>> begin RECORDS FOR THE TASK

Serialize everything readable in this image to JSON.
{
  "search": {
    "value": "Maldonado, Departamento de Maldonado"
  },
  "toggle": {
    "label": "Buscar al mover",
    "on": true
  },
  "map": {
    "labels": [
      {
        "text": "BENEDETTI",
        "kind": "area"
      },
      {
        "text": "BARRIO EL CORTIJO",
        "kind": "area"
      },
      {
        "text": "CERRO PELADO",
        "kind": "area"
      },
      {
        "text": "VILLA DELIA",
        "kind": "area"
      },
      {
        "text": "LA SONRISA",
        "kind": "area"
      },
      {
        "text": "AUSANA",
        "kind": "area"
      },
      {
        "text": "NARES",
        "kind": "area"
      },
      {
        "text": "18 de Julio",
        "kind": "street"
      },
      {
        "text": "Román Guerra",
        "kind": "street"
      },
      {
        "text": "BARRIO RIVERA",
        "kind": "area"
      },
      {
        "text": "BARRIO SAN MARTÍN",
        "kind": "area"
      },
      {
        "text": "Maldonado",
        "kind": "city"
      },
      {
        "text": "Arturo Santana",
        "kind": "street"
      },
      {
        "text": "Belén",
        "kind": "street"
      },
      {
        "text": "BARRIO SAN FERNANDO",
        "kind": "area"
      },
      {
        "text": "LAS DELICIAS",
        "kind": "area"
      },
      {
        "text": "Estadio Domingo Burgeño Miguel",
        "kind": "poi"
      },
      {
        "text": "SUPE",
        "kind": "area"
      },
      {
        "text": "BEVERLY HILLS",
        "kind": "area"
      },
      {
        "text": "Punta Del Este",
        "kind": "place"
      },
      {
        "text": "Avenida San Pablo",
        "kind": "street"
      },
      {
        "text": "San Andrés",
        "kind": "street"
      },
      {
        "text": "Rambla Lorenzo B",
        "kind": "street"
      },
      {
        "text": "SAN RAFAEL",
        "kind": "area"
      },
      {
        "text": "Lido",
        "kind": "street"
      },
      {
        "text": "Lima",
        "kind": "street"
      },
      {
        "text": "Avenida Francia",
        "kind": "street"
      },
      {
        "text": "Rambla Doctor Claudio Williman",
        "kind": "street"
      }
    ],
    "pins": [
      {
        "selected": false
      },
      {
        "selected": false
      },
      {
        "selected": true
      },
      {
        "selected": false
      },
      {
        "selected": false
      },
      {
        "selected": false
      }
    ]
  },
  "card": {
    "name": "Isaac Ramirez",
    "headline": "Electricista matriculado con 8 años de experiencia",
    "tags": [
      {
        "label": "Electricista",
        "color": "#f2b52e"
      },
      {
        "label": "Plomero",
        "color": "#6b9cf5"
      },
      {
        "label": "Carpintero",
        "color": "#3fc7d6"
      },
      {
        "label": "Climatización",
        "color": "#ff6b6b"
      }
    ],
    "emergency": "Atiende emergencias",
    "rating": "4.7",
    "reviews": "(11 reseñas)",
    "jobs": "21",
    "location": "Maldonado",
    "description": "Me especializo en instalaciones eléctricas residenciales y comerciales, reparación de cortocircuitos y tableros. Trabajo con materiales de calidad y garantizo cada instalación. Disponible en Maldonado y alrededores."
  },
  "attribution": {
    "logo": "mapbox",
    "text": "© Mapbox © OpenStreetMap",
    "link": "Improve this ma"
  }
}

>> end RECORDS FOR THE TASK

Give all of the entries again, word for word.

=== WRITTEN RESPONSE ===
Serialize everything readable in this image to JSON.
{
  "search": {
    "value": "Maldonado, Departamento de Maldonado"
  },
  "toggle": {
    "label": "Buscar al mover",
    "on": true
  },
  "map": {
    "labels": [
      {
        "text": "BENEDETTI",
        "kind": "area"
      },
      {
        "text": "BARRIO EL CORTIJO",
        "kind": "area"
      },
      {
        "text": "CERRO PELADO",
        "kind": "area"
      },
      {
        "text": "VILLA DELIA",
        "kind": "area"
      },
      {
        "text": "LA SONRISA",
        "kind": "area"
      },
      {
        "text": "AUSANA",
        "kind": "area"
      },
      {
        "text": "NARES",
        "kind": "area"
      },
      {
        "text": "18 de Julio",
        "kind": "street"
      },
      {
        "text": "Román Guerra",
        "kind": "street"
      },
      {
        "text": "BARRIO RIVERA",
        "kind": "area"
      },
      {
        "text": "BARRIO SAN MARTÍN",
        "kind": "area"
      },
      {
        "text": "Maldonado",
        "kind": "city"
      },
      {
        "text": "Arturo Santana",
        "kind": "street"
      },
      {
        "text": "Belén",
        "kind": "street"
      },
      {
        "text": "BARRIO SAN FERNANDO",
        "kind": "area"
      },
      {
        "text": "LAS DELICIAS",
        "kind": "area"
      },
      {
        "text": "Estadio Domingo Burgeño Miguel",
        "kind": "poi"
      },
      {
        "text": "SUPE",
        "kind": "area"
      },
      {
        "text": "BEVERLY HILLS",
        "kind": "area"
      },
      {
        "text": "Punta Del Este",
        "kind": "place"
      },
      {
        "text": "Avenida San Pablo",
        "kind": "street"
      },
      {
        "text": "San Andrés",
        "kind": "street"
      },
      {
        "text": "Rambla Lorenzo B",
        "kind": "street"
      },
      {
        "text": "SAN RAFAEL",
        "kind": "area"
      },
      {
        "text": "Lido",
        "kind": "street"
      },
      {
        "text": "Lima",
        "kind": "street"
      },
      {
        "text": "Avenida Francia",
        "kind": "street"
      },
      {
        "text": "Rambla Doctor Claudio Williman",
        "kind": "street"
      }
    ],
    "pins": [
      {
        "selected": false
      },
      {
        "selected": false
      },
      {
        "selected": true
      },
      {
        "selected": false
      },
      {
        "selected": false
      },
      {
        "selected": false
      }
    ]
  },
  "card": {
    "name": "Isaac Ramirez",
    "headline": "Electricista matriculado con 8 años de experiencia",
    "tags": [
      {
        "label": "Electricista",
        "color": "#f2b52e"
      },
      {
        "label": "Plomero",
        "color": "#6b9cf5"
      },
      {
        "label": "Carpintero",
        "color": "#3fc7d6"
      },
      {
        "label": "Climatización",
        "color": "#ff6b6b"
      }
    ],
    "emergency": "Atiende emergencias",
    "rating": "4.7",
    "reviews": "(11 reseñas)",
    "jobs": "21",
    "location": "Maldonado",
    "description": "Me especializo en instalaciones eléctricas residenciales y comerciales, reparación de cortocircuitos y tableros. Trabajo con materiales de calidad y garantizo cada instalación. Disponible en Maldonado y alrededores."
  },
  "attribution": {
    "logo": "mapbox",
    "text": "© Mapbox © OpenStreetMap",
    "link": "Improve this ma"
  }
}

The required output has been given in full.